• [INFORMATION PROVIDED]:
● ● ● ● ● ● ●

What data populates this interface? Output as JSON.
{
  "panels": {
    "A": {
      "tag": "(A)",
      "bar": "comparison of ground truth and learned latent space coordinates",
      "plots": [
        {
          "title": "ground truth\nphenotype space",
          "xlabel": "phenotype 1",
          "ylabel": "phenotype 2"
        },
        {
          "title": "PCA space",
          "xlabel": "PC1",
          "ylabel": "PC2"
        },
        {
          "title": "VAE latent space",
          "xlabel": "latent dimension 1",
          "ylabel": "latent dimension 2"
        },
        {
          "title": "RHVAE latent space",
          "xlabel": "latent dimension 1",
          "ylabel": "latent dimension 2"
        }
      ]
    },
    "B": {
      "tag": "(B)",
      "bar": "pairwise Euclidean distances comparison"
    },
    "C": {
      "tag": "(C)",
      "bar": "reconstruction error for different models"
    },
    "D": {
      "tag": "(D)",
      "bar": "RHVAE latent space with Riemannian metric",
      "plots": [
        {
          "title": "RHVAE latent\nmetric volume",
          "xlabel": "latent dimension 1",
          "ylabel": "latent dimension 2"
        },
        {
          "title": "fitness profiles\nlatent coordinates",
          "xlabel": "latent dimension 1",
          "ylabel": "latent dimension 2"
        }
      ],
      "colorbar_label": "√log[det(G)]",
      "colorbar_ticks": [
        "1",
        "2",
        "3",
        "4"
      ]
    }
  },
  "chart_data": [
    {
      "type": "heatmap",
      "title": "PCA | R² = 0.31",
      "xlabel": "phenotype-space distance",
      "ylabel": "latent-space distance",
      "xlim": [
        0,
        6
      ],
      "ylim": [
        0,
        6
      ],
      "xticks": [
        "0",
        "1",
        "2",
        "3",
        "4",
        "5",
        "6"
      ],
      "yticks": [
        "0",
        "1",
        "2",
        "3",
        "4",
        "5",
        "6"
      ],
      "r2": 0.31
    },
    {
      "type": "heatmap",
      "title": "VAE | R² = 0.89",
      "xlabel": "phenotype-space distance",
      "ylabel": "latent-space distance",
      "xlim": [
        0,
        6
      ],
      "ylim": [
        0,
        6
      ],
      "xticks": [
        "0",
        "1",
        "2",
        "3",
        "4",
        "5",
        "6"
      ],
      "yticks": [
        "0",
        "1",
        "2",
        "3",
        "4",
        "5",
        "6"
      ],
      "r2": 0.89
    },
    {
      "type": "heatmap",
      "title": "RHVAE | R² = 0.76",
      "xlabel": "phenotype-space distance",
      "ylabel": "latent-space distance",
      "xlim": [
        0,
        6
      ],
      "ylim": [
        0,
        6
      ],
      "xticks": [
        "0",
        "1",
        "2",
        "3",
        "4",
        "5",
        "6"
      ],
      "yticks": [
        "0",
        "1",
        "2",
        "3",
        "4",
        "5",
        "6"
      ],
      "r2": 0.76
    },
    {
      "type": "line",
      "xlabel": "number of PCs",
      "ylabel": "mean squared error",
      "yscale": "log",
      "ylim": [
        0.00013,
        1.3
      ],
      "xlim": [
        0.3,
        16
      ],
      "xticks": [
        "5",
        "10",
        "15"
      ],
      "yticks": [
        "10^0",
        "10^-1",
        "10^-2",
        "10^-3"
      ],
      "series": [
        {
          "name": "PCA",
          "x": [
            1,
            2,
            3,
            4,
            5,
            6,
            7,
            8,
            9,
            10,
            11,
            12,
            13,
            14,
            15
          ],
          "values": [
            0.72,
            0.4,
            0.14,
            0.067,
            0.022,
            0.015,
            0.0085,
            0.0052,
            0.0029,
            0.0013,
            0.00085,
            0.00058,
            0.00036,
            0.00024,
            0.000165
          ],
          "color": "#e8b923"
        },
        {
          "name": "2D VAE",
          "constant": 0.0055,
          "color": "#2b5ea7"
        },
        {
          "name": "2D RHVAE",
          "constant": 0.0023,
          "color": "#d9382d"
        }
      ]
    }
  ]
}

● ● ● ● ● ● ●

• [INSTRUCTION]:
Write down every line of the data exactly as it appears above.

• [SOLUTION TO THIS EXERCISE]:
What data populates this interface? Output as JSON.
{
  "panels": {
    "A": {
      "tag": "(A)",
      "bar": "comparison of ground truth and learned latent space coordinates",
      "plots": [
        {
          "title": "ground truth\nphenotype space",
          "xlabel": "phenotype 1",
          "ylabel": "phenotype 2"
        },
        {
          "title": "PCA space",
          "xlabel": "PC1",
          "ylabel": "PC2"
        },
        {
          "title": "VAE latent space",
          "xlabel": "latent dimension 1",
          "ylabel": "latent dimension 2"
        },
        {
          "title": "RHVAE latent space",
          "xlabel": "latent dimension 1",
          "ylabel": "latent dimension 2"
        }
      ]
    },
    "B": {
      "tag": "(B)",
      "bar": "pairwise Euclidean distances comparison"
    },
    "C": {
      "tag": "(C)",
      "bar": "reconstruction error for different models"
    },
    "D": {
      "tag": "(D)",
      "bar": "RHVAE latent space with Riemannian metric",
      "plots": [
        {
          "title": "RHVAE latent\nmetric volume",
          "xlabel": "latent dimension 1",
          "ylabel": "latent dimension 2"
        },
        {
          "title": "fitness profiles\nlatent coordinates",
          "xlabel": "latent dimension 1",
          "ylabel": "latent dimension 2"
        }
      ],
      "colorbar_label": "√log[det(G)]",
      "colorbar_ticks": [
        "1",
        "2",
        "3",
        "4"
      ]
    }
  },
  "chart_data": [
    {
      "type": "heatmap",
      "title": "PCA | R² = 0.31",
      "xlabel": "phenotype-space distance",
      "ylabel": "latent-space distance",
      "xlim": [
        0,
        6
      ],
      "ylim": [
        0,
        6
      ],
      "xticks": [
        "0",
        "1",
        "2",
        "3",
        "4",
        "5",
        "6"
      ],
      "yticks": [
        "0",
        "1",
        "2",
        "3",
        "4",
        "5",
        "6"
      ],
      "r2": 0.31
    },
    {
      "type": "heatmap",
      "title": "VAE | R² = 0.89",
      "xlabel": "phenotype-space distance",
      "ylabel": "latent-space distance",
      "xlim": [
        0,
        6
      ],
      "ylim": [
        0,
        6
      ],
      "xticks": [
        "0",
        "1",
        "2",
        "3",
        "4",
        "5",
        "6"
      ],
      "yticks": [
        "0",
        "1",
        "2",
        "3",
        "4",
        "5",
        "6"
      ],
      "r2": 0.89
    },
    {
      "type": "heatmap",
      "title": "RHVAE | R² = 0.76",
      "xlabel": "phenotype-space distance",
      "ylabel": "latent-space distance",
      "xlim": [
        0,
        6
      ],
      "ylim": [
        0,
        6
      ],
      "xticks": [
        "0",
        "1",
        "2",
        "3",
        "4",
        "5",
        "6"
      ],
      "yticks": [
        "0",
        "1",
        "2",
        "3",
        "4",
        "5",
        "6"
      ],
      "r2": 0.76
    },
    {
      "type": "line",
      "xlabel": "number of PCs",
      "ylabel": "mean squared error",
      "yscale": "log",
      "ylim": [
        0.00013,
        1.3
      ],
      "xlim": [
        0.3,
        16
      ],
      "xticks": [
        "5",
        "10",
        "15"
      ],
      "yticks": [
        "10^0",
        "10^-1",
        "10^-2",
        "10^-3"
      ],
      "series": [
        {
          "name": "PCA",
          "x": [
            1,
            2,
            3,
            4,
            5,
            6,
            7,
            8,
            9,
            10,
            11,
            12,
            13,
            14,
            15
          ],
          "values": [
            0.72,
            0.4,
            0.14,
            0.067,
            0.022,
            0.015,
            0.0085,
            0.0052,
            0.0029,
            0.0013,
            0.00085,
            0.00058,
            0.00036,
            0.00024,
            0.000165
          ],
          "color": "#e8b923"
        },
        {
          "name": "2D VAE",
          "constant": 0.0055,
          "color": "#2b5ea7"
        },
        {
          "name": "2D RHVAE",
          "constant": 0.0023,
          "color": "#d9382d"
        }
      ]
    }
  ]
}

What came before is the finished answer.